EXERCISE ->
Where a line holds the word "curve", copy that line.
++++ TASK INPUTS
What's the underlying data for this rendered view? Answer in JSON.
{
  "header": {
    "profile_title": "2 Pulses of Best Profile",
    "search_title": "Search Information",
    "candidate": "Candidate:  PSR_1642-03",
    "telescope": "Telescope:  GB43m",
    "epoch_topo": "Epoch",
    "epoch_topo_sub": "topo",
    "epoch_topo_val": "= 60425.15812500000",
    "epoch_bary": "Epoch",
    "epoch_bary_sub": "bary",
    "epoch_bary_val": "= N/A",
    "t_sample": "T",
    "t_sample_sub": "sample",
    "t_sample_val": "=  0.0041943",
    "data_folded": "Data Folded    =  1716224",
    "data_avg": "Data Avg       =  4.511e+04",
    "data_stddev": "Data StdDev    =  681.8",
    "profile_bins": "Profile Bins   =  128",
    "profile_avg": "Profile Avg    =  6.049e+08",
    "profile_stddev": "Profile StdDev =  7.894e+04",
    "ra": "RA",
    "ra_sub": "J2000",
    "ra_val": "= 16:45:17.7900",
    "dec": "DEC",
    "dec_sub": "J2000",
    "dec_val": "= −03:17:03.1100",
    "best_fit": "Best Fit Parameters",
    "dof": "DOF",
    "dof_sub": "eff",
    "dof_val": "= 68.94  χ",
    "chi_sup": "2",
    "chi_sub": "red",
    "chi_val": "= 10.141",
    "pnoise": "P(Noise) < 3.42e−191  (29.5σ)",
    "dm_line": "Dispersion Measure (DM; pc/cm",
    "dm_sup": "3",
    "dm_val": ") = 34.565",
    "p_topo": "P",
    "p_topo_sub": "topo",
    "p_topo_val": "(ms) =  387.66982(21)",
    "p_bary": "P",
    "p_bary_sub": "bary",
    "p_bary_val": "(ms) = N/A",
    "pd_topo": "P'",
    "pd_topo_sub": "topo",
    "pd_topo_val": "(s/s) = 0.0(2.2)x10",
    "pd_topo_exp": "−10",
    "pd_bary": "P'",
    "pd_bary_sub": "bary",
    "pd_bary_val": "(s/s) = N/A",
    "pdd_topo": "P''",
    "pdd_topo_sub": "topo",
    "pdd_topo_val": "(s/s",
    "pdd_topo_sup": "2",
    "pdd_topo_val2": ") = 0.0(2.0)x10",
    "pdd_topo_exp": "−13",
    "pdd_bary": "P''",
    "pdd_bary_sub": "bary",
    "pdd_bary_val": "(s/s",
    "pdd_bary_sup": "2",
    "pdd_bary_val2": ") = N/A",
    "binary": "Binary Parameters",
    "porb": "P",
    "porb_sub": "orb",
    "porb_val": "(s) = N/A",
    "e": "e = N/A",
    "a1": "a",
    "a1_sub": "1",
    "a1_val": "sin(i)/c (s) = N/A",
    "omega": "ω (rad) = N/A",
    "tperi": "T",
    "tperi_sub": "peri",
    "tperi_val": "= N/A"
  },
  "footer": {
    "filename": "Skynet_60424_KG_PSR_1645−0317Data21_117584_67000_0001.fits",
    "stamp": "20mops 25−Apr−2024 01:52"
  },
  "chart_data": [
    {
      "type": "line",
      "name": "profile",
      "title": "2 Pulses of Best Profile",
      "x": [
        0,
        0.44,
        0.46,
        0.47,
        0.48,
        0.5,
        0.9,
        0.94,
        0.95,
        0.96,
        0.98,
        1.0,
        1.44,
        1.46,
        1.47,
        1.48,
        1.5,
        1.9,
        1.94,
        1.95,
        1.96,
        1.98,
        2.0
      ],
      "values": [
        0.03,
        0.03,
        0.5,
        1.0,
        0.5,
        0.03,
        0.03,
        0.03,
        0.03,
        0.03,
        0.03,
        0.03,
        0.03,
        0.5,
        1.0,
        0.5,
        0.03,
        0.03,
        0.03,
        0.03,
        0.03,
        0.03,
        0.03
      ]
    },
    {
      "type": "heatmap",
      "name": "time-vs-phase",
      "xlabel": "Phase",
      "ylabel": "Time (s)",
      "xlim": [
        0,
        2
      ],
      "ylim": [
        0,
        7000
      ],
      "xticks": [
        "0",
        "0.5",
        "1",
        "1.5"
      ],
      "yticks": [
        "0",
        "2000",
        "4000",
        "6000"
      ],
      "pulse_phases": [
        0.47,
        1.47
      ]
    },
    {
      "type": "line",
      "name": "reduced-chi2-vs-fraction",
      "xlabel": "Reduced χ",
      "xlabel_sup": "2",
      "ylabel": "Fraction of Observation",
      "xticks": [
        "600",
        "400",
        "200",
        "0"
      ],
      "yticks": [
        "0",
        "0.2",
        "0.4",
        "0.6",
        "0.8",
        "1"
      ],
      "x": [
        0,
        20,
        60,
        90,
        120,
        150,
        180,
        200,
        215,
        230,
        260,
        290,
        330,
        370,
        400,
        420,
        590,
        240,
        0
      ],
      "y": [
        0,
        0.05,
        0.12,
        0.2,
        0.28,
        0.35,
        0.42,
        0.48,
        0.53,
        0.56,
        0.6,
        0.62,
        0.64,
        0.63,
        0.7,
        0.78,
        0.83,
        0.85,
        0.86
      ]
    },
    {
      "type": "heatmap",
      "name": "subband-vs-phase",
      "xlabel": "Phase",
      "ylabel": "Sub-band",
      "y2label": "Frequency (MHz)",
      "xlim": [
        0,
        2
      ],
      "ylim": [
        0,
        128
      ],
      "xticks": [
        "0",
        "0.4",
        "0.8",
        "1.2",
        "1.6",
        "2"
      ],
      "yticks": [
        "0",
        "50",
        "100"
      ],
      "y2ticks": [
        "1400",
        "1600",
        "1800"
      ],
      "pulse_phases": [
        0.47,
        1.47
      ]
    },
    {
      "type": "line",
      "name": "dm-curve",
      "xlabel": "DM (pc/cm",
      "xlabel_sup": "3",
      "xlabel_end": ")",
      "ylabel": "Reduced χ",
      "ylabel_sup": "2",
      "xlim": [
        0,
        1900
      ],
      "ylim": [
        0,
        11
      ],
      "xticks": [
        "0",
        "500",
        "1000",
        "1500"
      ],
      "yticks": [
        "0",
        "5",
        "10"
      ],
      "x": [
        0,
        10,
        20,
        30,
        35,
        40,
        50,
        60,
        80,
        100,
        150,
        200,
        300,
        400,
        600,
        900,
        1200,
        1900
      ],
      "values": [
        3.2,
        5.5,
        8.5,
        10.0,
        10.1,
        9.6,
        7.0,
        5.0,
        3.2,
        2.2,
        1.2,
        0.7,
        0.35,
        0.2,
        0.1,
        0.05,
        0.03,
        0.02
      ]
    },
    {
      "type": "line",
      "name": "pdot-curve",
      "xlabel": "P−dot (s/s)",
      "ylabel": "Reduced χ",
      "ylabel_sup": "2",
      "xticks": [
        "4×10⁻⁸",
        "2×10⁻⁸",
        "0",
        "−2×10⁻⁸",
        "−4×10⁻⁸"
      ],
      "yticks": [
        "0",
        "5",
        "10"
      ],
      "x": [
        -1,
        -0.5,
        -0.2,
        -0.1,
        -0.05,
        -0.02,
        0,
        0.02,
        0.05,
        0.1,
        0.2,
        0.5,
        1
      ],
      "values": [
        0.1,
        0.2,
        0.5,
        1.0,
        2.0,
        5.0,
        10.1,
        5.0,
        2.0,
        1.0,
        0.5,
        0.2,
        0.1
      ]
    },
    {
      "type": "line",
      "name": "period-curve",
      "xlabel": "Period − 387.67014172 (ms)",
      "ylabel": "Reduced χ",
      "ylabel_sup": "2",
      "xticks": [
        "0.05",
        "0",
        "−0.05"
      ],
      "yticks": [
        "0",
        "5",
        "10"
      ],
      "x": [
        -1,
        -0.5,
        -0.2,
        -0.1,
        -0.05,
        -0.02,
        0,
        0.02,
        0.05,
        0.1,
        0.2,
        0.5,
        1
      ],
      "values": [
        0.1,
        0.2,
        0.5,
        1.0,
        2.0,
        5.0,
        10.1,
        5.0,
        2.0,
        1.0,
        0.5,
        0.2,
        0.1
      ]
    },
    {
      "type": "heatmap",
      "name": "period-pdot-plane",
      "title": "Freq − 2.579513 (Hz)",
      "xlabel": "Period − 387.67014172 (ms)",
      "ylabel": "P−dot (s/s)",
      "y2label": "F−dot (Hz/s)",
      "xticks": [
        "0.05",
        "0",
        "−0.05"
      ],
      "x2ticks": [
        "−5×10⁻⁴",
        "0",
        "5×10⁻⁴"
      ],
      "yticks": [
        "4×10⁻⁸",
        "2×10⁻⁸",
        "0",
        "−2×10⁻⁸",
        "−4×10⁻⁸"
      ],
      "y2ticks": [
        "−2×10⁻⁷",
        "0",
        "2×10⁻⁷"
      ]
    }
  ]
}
++++++++
EXERCISE ANSWER ->
      "name": "dm-curve",
      "name": "pdot-curve",
      "name": "period-curve",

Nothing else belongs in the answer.